## Information given
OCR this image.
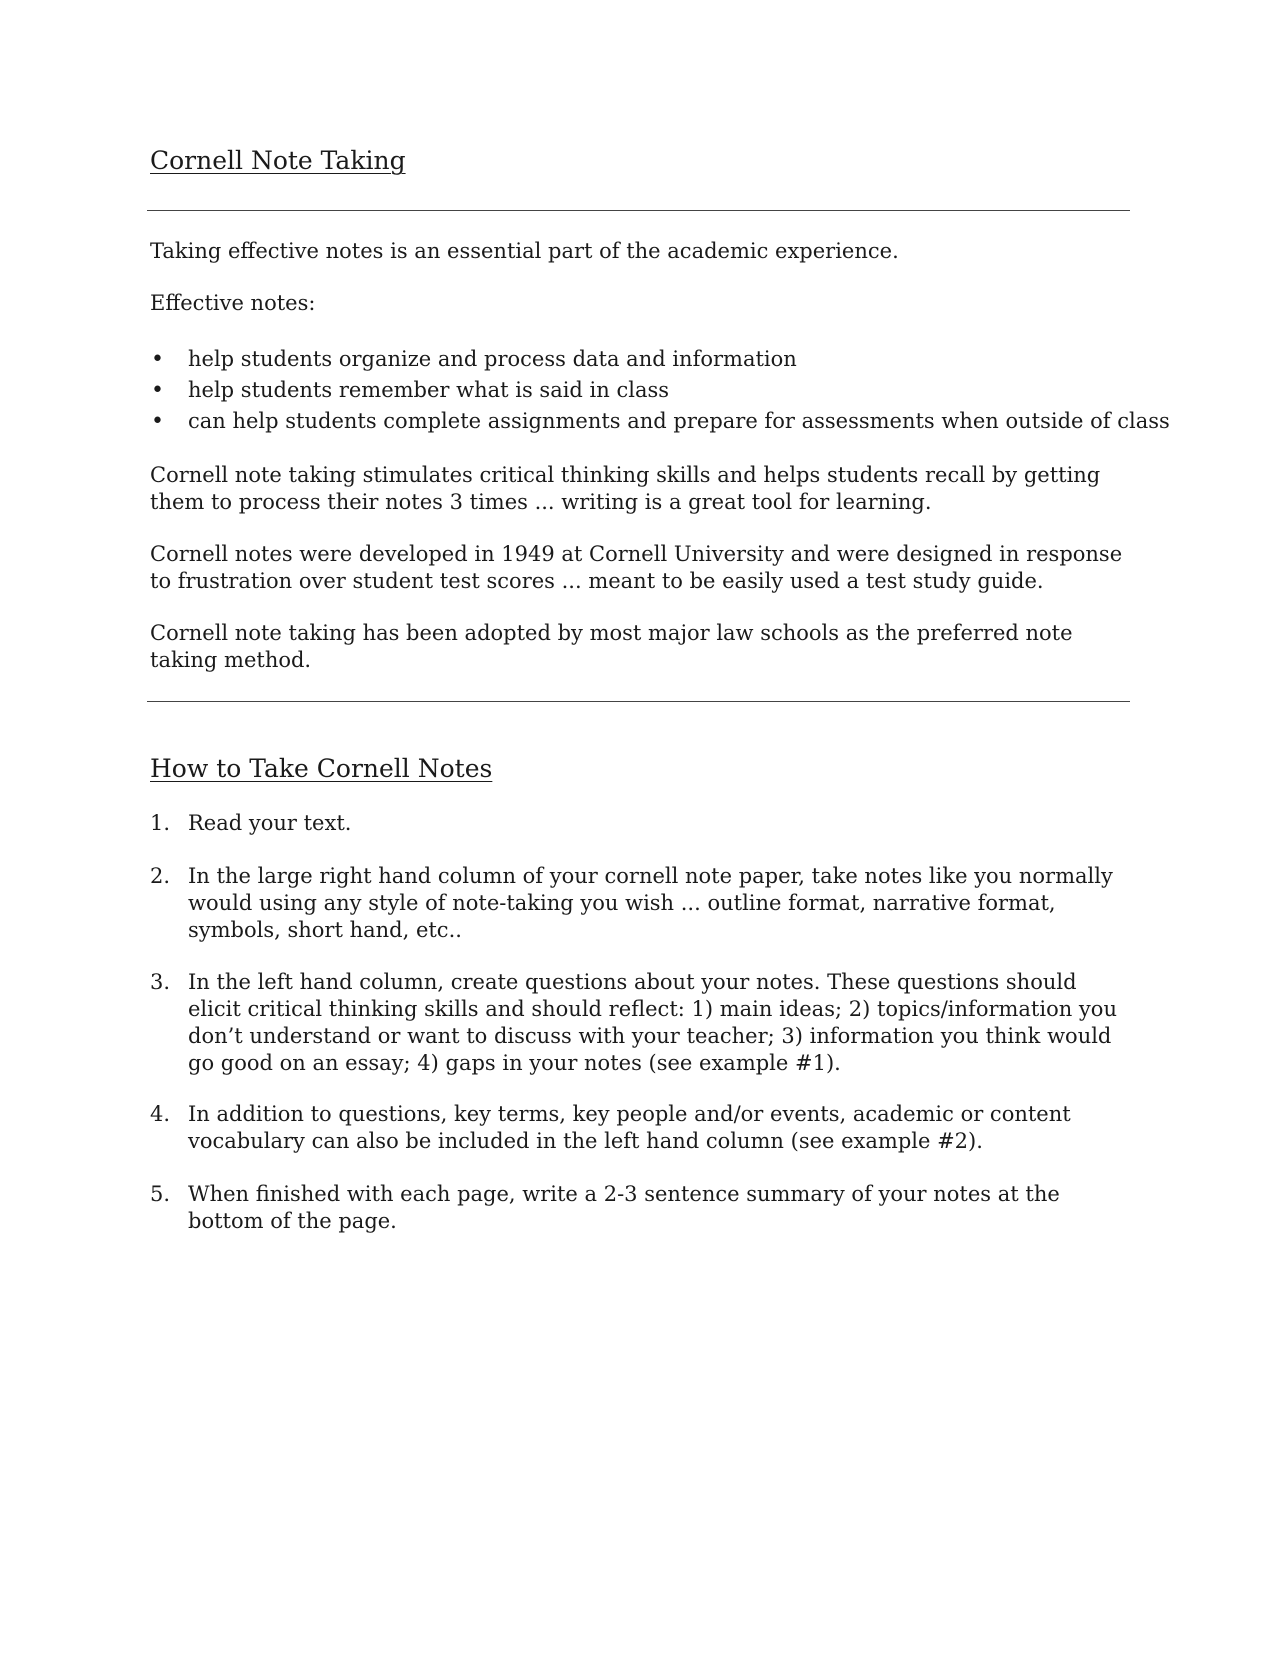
Cornell Note Taking

Taking effective notes is an essential part of the academic experience.

Effective notes:

• help students organize and process data and information
• help students remember what is said in class
• can help students complete assignments and prepare for assessments when outside of class

Cornell note taking stimulates critical thinking skills and helps students recall by getting them to process their notes 3 times ... writing is a great tool for learning.

Cornell notes were developed in 1949 at Cornell University and were designed in response to frustration over student test scores ... meant to be easily used a test study guide.

Cornell note taking has been adopted by most major law schools as the preferred note taking method.

How to Take Cornell Notes
1. Read your text.
2. In the large right hand column of your cornell note paper, take notes like you normally would using any style of note-taking you wish ... outline format, narrative format, symbols, short hand, etc..
3. In the left hand column, create questions about your notes. These questions should elicit critical thinking skills and should reflect: 1) main ideas; 2) topics/information you don’t understand or want to discuss with your teacher; 3) information you think would go good on an essay; 4) gaps in your notes (see example #1).
4. In addition to questions, key terms, key people and/or events, academic or content vocabulary can also be included in the left hand column (see example #2).
5. When finished with each page, write a 2-3 sentence summary of your notes at the bottom of the page.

## Direction
Set down all the entries exactly as they appear, but skip any pictures.

## Result of the exercise
OCR this image.
Cornell Note Taking

Taking effective notes is an essential part of the academic experience.

Effective notes:

• help students organize and process data and information
• help students remember what is said in class
• can help students complete assignments and prepare for assessments when outside of class

Cornell note taking stimulates critical thinking skills and helps students recall by getting them to process their notes 3 times ... writing is a great tool for learning.

Cornell notes were developed in 1949 at Cornell University and were designed in response to frustration over student test scores ... meant to be easily used a test study guide.

Cornell note taking has been adopted by most major law schools as the preferred note taking method.

How to Take Cornell Notes
1. Read your text.
2. In the large right hand column of your cornell note paper, take notes like you normally would using any style of note-taking you wish ... outline format, narrative format, symbols, short hand, etc..
3. In the left hand column, create questions about your notes. These questions should elicit critical thinking skills and should reflect: 1) main ideas; 2) topics/information you don’t understand or want to discuss with your teacher; 3) information you think would go good on an essay; 4) gaps in your notes (see example #1).
4. In addition to questions, key terms, key people and/or events, academic or content vocabulary can also be included in the left hand column (see example #2).
5. When finished with each page, write a 2-3 sentence summary of your notes at the bottom of the page.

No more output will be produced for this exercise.